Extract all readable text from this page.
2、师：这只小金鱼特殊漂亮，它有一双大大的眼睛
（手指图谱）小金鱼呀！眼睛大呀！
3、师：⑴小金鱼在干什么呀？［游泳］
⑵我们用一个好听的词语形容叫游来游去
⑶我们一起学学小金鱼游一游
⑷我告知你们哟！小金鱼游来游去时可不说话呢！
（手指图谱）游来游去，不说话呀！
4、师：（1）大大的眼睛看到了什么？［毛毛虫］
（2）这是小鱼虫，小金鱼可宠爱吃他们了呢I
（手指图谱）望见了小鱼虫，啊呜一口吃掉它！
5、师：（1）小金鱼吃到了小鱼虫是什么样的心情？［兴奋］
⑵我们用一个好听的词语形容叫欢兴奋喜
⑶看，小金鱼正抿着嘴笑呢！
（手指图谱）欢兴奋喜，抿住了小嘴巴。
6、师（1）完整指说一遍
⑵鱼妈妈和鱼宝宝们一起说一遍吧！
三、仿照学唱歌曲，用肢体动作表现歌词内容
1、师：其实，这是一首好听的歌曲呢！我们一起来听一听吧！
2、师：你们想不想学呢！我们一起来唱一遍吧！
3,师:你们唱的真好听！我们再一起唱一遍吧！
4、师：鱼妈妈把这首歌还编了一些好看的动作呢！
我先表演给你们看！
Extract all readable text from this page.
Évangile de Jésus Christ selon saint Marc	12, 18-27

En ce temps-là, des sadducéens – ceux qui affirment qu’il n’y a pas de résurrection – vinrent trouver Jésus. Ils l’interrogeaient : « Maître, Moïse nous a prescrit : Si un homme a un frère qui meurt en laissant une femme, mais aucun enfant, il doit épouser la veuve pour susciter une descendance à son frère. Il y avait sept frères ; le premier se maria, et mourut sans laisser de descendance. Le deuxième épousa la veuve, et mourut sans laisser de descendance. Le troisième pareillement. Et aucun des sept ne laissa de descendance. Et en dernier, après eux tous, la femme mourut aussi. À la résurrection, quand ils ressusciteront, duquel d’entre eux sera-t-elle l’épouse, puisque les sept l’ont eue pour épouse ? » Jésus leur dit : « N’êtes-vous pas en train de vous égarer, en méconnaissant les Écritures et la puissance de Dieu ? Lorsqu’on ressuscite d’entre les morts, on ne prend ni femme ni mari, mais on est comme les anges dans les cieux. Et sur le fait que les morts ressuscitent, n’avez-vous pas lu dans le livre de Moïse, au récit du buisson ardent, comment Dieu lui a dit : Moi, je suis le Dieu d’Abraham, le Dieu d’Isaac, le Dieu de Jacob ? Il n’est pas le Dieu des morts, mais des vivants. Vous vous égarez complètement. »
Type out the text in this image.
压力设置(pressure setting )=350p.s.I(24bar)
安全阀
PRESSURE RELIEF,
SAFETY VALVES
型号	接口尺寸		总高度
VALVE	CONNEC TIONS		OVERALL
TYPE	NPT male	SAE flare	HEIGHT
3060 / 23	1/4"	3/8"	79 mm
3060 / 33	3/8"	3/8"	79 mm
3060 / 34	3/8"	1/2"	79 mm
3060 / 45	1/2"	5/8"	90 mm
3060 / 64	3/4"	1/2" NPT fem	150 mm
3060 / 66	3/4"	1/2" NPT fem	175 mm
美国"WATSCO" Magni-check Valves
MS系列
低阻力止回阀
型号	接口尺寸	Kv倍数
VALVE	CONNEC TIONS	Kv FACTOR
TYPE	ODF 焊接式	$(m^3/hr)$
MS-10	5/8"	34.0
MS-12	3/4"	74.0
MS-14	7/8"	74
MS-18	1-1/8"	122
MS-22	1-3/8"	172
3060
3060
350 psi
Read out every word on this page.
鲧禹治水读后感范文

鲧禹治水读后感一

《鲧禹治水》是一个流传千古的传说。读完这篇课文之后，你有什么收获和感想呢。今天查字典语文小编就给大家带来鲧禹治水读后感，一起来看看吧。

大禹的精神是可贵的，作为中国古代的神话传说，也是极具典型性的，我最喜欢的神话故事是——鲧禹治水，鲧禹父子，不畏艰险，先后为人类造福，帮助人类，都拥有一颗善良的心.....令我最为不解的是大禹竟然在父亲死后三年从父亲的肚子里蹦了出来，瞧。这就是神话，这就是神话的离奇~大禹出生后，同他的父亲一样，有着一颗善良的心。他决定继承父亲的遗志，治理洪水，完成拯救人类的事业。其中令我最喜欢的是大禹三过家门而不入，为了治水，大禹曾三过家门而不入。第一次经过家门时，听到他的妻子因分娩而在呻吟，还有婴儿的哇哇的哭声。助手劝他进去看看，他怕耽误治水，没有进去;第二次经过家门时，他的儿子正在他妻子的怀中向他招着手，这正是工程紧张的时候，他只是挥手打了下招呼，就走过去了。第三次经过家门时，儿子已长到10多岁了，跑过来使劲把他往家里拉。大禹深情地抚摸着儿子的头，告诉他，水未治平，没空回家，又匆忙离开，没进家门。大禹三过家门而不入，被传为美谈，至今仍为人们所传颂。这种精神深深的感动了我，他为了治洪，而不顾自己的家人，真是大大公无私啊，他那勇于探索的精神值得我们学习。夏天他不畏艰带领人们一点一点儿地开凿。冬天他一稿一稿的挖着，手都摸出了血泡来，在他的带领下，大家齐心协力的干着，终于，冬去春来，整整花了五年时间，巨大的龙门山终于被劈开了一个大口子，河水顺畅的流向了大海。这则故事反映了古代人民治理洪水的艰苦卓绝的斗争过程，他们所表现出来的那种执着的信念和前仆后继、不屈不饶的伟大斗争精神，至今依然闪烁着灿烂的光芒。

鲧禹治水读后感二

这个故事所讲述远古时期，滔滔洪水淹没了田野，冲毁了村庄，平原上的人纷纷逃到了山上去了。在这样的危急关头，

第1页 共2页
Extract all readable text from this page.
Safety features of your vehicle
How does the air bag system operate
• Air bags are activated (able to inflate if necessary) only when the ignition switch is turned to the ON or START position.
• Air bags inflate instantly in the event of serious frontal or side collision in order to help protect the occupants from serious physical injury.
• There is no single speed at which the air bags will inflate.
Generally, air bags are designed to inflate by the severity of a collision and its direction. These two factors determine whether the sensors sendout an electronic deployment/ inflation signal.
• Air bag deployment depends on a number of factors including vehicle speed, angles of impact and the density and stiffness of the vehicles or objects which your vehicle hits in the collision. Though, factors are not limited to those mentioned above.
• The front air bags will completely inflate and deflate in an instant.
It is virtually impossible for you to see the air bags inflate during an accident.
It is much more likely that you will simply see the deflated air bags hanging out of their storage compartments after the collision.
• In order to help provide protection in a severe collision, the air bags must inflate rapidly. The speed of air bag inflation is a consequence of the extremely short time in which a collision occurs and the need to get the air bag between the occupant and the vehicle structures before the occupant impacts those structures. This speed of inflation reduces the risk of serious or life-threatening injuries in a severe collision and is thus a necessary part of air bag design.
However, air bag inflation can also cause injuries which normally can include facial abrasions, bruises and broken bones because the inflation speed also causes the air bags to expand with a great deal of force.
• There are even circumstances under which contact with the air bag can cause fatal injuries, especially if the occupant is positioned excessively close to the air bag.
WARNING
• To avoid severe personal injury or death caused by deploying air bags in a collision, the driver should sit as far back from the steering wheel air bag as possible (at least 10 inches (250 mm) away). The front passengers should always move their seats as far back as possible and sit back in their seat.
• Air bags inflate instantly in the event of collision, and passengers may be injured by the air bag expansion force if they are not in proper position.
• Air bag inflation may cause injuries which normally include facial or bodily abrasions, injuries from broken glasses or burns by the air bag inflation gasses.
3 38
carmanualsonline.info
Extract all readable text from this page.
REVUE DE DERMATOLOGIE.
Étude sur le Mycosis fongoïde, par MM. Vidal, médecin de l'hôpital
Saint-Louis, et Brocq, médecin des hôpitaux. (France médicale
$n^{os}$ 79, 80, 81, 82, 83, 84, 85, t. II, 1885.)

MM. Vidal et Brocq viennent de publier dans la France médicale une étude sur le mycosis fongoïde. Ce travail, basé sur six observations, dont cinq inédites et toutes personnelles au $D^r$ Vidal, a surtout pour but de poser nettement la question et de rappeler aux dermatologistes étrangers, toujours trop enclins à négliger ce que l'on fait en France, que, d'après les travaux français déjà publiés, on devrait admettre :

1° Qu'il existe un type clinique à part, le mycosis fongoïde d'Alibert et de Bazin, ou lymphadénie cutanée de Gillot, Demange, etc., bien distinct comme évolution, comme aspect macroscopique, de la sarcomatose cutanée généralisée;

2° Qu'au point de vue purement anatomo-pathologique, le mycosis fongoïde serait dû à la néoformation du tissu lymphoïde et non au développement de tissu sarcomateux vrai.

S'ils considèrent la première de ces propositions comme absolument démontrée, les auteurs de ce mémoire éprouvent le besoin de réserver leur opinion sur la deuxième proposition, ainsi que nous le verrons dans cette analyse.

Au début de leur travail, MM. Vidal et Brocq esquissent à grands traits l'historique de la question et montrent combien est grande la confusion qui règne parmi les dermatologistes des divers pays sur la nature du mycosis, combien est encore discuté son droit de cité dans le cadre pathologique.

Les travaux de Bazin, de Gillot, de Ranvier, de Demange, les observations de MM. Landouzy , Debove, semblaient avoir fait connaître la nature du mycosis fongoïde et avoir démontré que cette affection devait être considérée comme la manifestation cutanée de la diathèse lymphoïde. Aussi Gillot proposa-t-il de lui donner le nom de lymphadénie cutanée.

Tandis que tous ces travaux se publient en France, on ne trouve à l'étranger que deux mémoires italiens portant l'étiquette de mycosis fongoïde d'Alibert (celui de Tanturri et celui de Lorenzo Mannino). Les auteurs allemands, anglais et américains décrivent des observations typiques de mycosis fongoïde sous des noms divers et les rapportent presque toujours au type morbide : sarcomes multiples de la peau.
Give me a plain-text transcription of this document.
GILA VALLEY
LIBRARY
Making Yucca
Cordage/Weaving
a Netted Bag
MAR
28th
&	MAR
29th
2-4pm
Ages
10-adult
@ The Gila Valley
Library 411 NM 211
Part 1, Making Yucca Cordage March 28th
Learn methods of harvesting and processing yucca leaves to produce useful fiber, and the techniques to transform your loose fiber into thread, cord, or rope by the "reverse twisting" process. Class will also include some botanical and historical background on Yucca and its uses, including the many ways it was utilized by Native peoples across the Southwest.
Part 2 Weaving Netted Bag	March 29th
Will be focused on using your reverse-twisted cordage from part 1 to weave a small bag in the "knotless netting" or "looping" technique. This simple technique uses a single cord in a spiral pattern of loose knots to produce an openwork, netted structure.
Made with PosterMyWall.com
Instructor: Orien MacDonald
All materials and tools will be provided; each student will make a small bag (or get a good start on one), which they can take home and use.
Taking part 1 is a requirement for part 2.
☆ ☆ ☆ ☆
Problem to solve => Say how many lines of the listing above contain "instantly", with no other words.

Answer => 2